▶ [Data entries]
╔══
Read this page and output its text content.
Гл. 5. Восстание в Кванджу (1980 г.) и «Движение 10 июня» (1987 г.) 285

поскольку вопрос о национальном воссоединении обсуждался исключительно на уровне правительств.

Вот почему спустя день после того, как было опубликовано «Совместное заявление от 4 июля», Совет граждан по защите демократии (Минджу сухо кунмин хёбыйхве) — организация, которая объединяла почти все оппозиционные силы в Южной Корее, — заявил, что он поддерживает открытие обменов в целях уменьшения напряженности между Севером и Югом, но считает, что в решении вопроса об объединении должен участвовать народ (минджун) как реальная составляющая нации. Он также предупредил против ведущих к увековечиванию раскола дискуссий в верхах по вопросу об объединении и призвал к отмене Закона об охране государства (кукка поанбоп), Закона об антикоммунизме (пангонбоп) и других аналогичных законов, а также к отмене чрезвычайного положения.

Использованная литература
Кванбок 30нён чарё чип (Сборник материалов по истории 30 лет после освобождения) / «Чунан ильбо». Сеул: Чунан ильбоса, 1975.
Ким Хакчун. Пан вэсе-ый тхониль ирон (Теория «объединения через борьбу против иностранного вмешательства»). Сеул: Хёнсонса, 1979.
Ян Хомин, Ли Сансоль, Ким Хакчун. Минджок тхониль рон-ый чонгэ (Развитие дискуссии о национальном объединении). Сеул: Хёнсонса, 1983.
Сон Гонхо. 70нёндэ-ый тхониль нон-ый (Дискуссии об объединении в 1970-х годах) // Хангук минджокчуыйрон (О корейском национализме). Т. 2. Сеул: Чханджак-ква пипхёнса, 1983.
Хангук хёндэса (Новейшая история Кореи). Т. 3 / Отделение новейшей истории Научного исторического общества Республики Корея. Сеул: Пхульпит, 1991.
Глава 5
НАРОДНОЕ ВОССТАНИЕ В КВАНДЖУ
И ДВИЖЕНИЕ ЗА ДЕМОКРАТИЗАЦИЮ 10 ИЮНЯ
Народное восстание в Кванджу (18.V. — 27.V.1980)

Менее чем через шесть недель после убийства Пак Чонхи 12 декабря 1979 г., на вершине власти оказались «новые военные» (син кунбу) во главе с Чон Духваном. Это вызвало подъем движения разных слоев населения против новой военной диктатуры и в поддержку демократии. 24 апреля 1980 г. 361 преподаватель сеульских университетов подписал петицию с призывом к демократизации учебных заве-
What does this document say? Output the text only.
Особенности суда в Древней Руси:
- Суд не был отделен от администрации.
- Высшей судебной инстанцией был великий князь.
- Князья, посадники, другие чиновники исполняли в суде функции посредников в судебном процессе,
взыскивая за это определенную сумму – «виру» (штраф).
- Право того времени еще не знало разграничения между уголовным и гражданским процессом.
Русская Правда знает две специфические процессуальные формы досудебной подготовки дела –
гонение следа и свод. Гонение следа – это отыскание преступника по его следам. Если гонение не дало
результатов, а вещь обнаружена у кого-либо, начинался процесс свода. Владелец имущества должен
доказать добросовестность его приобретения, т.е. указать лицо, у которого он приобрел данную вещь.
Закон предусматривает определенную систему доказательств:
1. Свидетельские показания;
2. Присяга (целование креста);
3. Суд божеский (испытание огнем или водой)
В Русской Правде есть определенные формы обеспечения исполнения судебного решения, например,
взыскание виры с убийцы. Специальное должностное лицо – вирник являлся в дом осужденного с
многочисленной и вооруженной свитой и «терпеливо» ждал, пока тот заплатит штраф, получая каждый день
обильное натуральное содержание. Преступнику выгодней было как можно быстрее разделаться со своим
╚══
▶ [What you need to do] Write out the whole listing again. Match it word for word.

▶ [Answer to this task]
Read this page and output its text content.
Гл. 5. Восстание в Кванджу (1980 г.) и «Движение 10 июня» (1987 г.) 285

поскольку вопрос о национальном воссоединении обсуждался исключительно на уровне правительств.

Вот почему спустя день после того, как было опубликовано «Совместное заявление от 4 июля», Совет граждан по защите демократии (Минджу сухо кунмин хёбыйхве) — организация, которая объединяла почти все оппозиционные силы в Южной Корее, — заявил, что он поддерживает открытие обменов в целях уменьшения напряженности между Севером и Югом, но считает, что в решении вопроса об объединении должен участвовать народ (минджун) как реальная составляющая нации. Он также предупредил против ведущих к увековечиванию раскола дискуссий в верхах по вопросу об объединении и призвал к отмене Закона об охране государства (кукка поанбоп), Закона об антикоммунизме (пангонбоп) и других аналогичных законов, а также к отмене чрезвычайного положения.

Использованная литература
Кванбок 30нён чарё чип (Сборник материалов по истории 30 лет после освобождения) / «Чунан ильбо». Сеул: Чунан ильбоса, 1975.
Ким Хакчун. Пан вэсе-ый тхониль ирон (Теория «объединения через борьбу против иностранного вмешательства»). Сеул: Хёнсонса, 1979.
Ян Хомин, Ли Сансоль, Ким Хакчун. Минджок тхониль рон-ый чонгэ (Развитие дискуссии о национальном объединении). Сеул: Хёнсонса, 1983.
Сон Гонхо. 70нёндэ-ый тхониль нон-ый (Дискуссии об объединении в 1970-х годах) // Хангук минджокчуыйрон (О корейском национализме). Т. 2. Сеул: Чханджак-ква пипхёнса, 1983.
Хангук хёндэса (Новейшая история Кореи). Т. 3 / Отделение новейшей истории Научного исторического общества Республики Корея. Сеул: Пхульпит, 1991.
Глава 5
НАРОДНОЕ ВОССТАНИЕ В КВАНДЖУ
И ДВИЖЕНИЕ ЗА ДЕМОКРАТИЗАЦИЮ 10 ИЮНЯ
Народное восстание в Кванджу (18.V. — 27.V.1980)

Менее чем через шесть недель после убийства Пак Чонхи 12 декабря 1979 г., на вершине власти оказались «новые военные» (син кунбу) во главе с Чон Духваном. Это вызвало подъем движения разных слоев населения против новой военной диктатуры и в поддержку демократии. 24 апреля 1980 г. 361 преподаватель сеульских университетов подписал петицию с призывом к демократизации учебных заве-
What does this document say? Output the text only.
Особенности суда в Древней Руси:
- Суд не был отделен от администрации.
- Высшей судебной инстанцией был великий князь.
- Князья, посадники, другие чиновники исполняли в суде функции посредников в судебном процессе,
взыскивая за это определенную сумму – «виру» (штраф).
- Право того времени еще не знало разграничения между уголовным и гражданским процессом.
Русская Правда знает две специфические процессуальные формы досудебной подготовки дела –
гонение следа и свод. Гонение следа – это отыскание преступника по его следам. Если гонение не дало
результатов, а вещь обнаружена у кого-либо, начинался процесс свода. Владелец имущества должен
доказать добросовестность его приобретения, т.е. указать лицо, у которого он приобрел данную вещь.
Закон предусматривает определенную систему доказательств:
1. Свидетельские показания;
2. Присяга (целование креста);
3. Суд божеский (испытание огнем или водой)
В Русской Правде есть определенные формы обеспечения исполнения судебного решения, например,
взыскание виры с убийцы. Специальное должностное лицо – вирник являлся в дом осужденного с
многочисленной и вооруженной свитой и «терпеливо» ждал, пока тот заплатит штраф, получая каждый день
обильное натуральное содержание. Преступнику выгодней было как можно быстрее разделаться со своим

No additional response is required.